[start]

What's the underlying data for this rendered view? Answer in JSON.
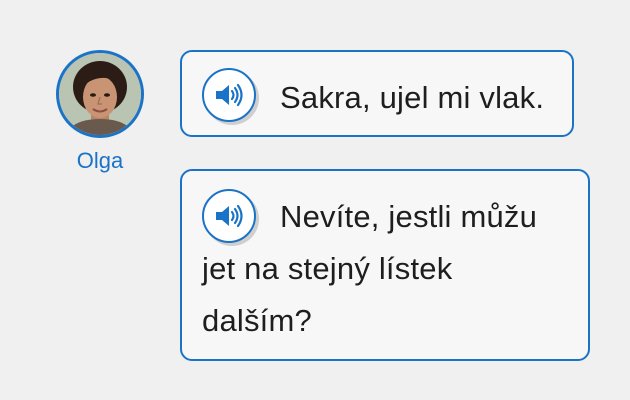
{
  "speaker": {
    "name": "Olga"
  },
  "messages": [
    {
      "audio_icon": "speaker-volume-icon",
      "lines": [
        "Sakra, ujel mi vlak."
      ]
    },
    {
      "audio_icon": "speaker-volume-icon",
      "lines": [
        "Nevíte, jestli můžu",
        "jet na stejný lístek",
        "dalším?"
      ]
    }
  ],
  "colors": {
    "accent": "#1a73c7",
    "bubble_bg": "#f7f7f7",
    "page_bg": "#f0f0f0",
    "text": "#1e1e1e"
  }
}
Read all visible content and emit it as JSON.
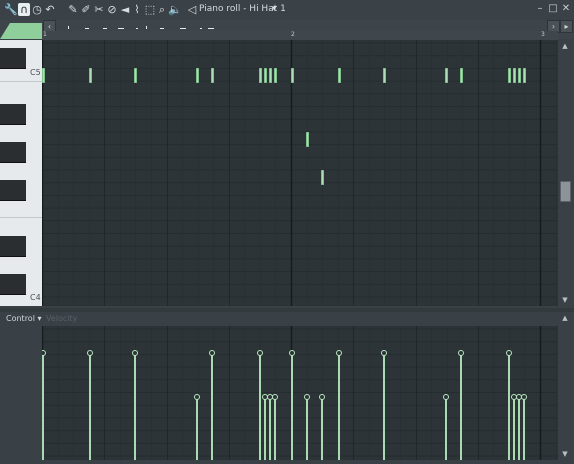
{
  "window": {
    "title": "Piano roll - Hi Hat 1",
    "title_arrow": "▾"
  },
  "toolbar": {
    "icons": [
      "wrench-icon",
      "magnet-icon",
      "clock-icon",
      "undo-icon",
      "pencil-icon",
      "paint-icon",
      "delete-icon",
      "mute-icon",
      "slice-icon",
      "select-icon",
      "zoom-icon",
      "speaker-icon",
      "playback-icon"
    ]
  },
  "window_buttons": {
    "minimize": "–",
    "maximize": "□",
    "close": "✕"
  },
  "ruler": {
    "bars": [
      "1",
      "2",
      "3"
    ]
  },
  "keyboard": {
    "labels": [
      "C5",
      "C4"
    ]
  },
  "notes": [
    {
      "start": 0.0,
      "row": "C5"
    },
    {
      "start": 0.19,
      "row": "C5"
    },
    {
      "start": 0.37,
      "row": "C5"
    },
    {
      "start": 0.62,
      "row": "C5"
    },
    {
      "start": 0.68,
      "row": "C5"
    },
    {
      "start": 0.87,
      "row": "C5"
    },
    {
      "start": 0.89,
      "row": "C5"
    },
    {
      "start": 0.91,
      "row": "C5"
    },
    {
      "start": 0.93,
      "row": "C5"
    },
    {
      "start": 1.0,
      "row": "C5"
    },
    {
      "start": 1.06,
      "row": "G4"
    },
    {
      "start": 1.12,
      "row": "E4"
    },
    {
      "start": 1.19,
      "row": "C5"
    },
    {
      "start": 1.37,
      "row": "C5"
    },
    {
      "start": 1.62,
      "row": "C5"
    },
    {
      "start": 1.68,
      "row": "C5"
    },
    {
      "start": 1.87,
      "row": "C5"
    },
    {
      "start": 1.89,
      "row": "C5"
    },
    {
      "start": 1.91,
      "row": "C5"
    },
    {
      "start": 1.93,
      "row": "C5"
    }
  ],
  "control": {
    "label": "Control",
    "arrow": "▾",
    "sub": "Velocity"
  },
  "velocities": [
    {
      "start": 0.0,
      "vel": 0.87
    },
    {
      "start": 0.19,
      "vel": 0.87
    },
    {
      "start": 0.37,
      "vel": 0.87
    },
    {
      "start": 0.62,
      "vel": 0.5
    },
    {
      "start": 0.68,
      "vel": 0.87
    },
    {
      "start": 0.87,
      "vel": 0.87
    },
    {
      "start": 0.89,
      "vel": 0.5
    },
    {
      "start": 0.91,
      "vel": 0.5
    },
    {
      "start": 0.93,
      "vel": 0.5
    },
    {
      "start": 1.0,
      "vel": 0.87
    },
    {
      "start": 1.06,
      "vel": 0.5
    },
    {
      "start": 1.12,
      "vel": 0.5
    },
    {
      "start": 1.19,
      "vel": 0.87
    },
    {
      "start": 1.37,
      "vel": 0.87
    },
    {
      "start": 1.62,
      "vel": 0.5
    },
    {
      "start": 1.68,
      "vel": 0.87
    },
    {
      "start": 1.87,
      "vel": 0.87
    },
    {
      "start": 1.89,
      "vel": 0.5
    },
    {
      "start": 1.91,
      "vel": 0.5
    },
    {
      "start": 1.93,
      "vel": 0.5
    }
  ],
  "colors": {
    "note": "#aee0b6",
    "grid_bg": "#2c3438",
    "accent": "#9ad8a4"
  }
}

[end]

Take every line that includes the string "speaker" and copy it.

  "speaker": {
      "audio_icon": "speaker-volume-icon",
      "audio_icon": "speaker-volume-icon",
      "speaker-icon",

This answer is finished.